"Don’t Look 'Stack In Anger" Edition
Hello,
Obligatory shilling. I wrote for The Critic about “trads” and errors of conservative argumentation. I wrote for the Washington Examiner about the rise and fall of Prime Minister Boris Johnson. Finally, I wrote for UnHerd about the Joe Rogan and Spotify scandal.
I wrote for my Substack subscribers about laughter and meaning. I love writing for my Substack subscribers. I can write about whatever I want - as long as I think other people might be interested - and I have written about everything from hot button issues like COVID and Ukraine, to literary subjects like Conrad and Betjeman, to random subjects like drill rap, identity, hangovers, Elevatorgate, rhetoric, brain damage, IRL streaming and my office. But I want to have more people reading these pieces! So for today only
I am offering a 25% discount
on annual subscriptions. Folks, you simply cannot find a deal like this on any other Substack written by a Poland-based commentator called Ben. Join me!

▶ _TASK INSTRUCTIONS_:
1. Write out the portion of the newsletter from "I wrote for my" up to and including "Ben. Join me!".
2. Render the newsletter's sentence "I love writing for my Substack subscribers." in French.
3. Answer these questions using the newsletter:
(a) For which publication did the writer cover the rise and fall of Prime Minister Boris Johnson?
(b) What discount is being offered on annual subscriptions?
(c) In which country is the commentator said to be based?
Rely solely on the newsletter above when completing the work.

[Document understanding data]
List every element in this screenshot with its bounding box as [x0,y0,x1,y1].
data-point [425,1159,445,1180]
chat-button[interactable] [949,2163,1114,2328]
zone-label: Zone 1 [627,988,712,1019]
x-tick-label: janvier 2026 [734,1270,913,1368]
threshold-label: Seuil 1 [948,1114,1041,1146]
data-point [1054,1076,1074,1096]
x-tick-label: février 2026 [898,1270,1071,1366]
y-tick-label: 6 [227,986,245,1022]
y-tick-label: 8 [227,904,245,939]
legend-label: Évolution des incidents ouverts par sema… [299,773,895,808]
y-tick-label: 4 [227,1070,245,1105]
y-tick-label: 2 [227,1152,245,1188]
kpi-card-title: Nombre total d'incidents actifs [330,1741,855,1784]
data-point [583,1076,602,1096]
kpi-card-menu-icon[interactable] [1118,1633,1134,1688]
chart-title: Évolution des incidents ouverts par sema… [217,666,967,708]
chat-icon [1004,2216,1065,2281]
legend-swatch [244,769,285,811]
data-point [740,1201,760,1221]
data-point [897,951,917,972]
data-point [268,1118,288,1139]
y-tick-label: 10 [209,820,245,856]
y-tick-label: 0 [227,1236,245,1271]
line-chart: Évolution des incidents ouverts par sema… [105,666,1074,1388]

▶ _RESPONSES IN ORDER_:
1.
I wrote for my Substack subscribers about laughter and meaning. I love writing for my Substack subscribers. I can write about whatever I want - as long as I think other people might be interested - and I have written about everything from hot button issues like COVID and Ukraine, to literary subjects like Conrad and Betjeman, to random subjects like drill rap, identity, hangovers, Elevatorgate, rhetoric, brain damage, IRL streaming and my office. But I want to have more people reading these pieces! So for today only
I am offering a 25% discount
on annual subscriptions. Folks, you simply cannot find a deal like this on any other Substack written by a Poland-based commentator called Ben. Join me!

2. J'adore écrire pour mes abonnés Substack.

3.
(a) The Washington Examiner
(b) 25%
(c) Poland